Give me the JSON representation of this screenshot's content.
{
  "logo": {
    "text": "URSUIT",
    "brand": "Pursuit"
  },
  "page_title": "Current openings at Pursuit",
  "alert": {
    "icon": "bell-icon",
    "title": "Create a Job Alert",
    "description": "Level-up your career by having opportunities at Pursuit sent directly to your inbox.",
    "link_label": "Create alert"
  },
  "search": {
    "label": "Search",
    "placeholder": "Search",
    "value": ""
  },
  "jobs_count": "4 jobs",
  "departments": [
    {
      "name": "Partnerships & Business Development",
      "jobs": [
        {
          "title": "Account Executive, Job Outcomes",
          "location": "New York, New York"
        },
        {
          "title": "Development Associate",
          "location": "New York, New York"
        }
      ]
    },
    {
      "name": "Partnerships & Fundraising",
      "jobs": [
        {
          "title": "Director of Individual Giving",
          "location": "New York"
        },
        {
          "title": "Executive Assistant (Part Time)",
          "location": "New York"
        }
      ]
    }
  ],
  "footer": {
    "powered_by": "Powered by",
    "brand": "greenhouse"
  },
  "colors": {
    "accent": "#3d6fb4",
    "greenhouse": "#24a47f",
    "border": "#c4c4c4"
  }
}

-.-.-

■ **Aim**
From the records above, extract each line exactly as shown.

■ **Task solution**
Give me the JSON representation of this screenshot's content.
{
  "logo": {
    "text": "URSUIT",
    "brand": "Pursuit"
  },
  "page_title": "Current openings at Pursuit",
  "alert": {
    "icon": "bell-icon",
    "title": "Create a Job Alert",
    "description": "Level-up your career by having opportunities at Pursuit sent directly to your inbox.",
    "link_label": "Create alert"
  },
  "search": {
    "label": "Search",
    "placeholder": "Search",
    "value": ""
  },
  "jobs_count": "4 jobs",
  "departments": [
    {
      "name": "Partnerships & Business Development",
      "jobs": [
        {
          "title": "Account Executive, Job Outcomes",
          "location": "New York, New York"
        },
        {
          "title": "Development Associate",
          "location": "New York, New York"
        }
      ]
    },
    {
      "name": "Partnerships & Fundraising",
      "jobs": [
        {
          "title": "Director of Individual Giving",
          "location": "New York"
        },
        {
          "title": "Executive Assistant (Part Time)",
          "location": "New York"
        }
      ]
    }
  ],
  "footer": {
    "powered_by": "Powered by",
    "brand": "greenhouse"
  },
  "colors": {
    "accent": "#3d6fb4",
    "greenhouse": "#24a47f",
    "border": "#c4c4c4"
  }
}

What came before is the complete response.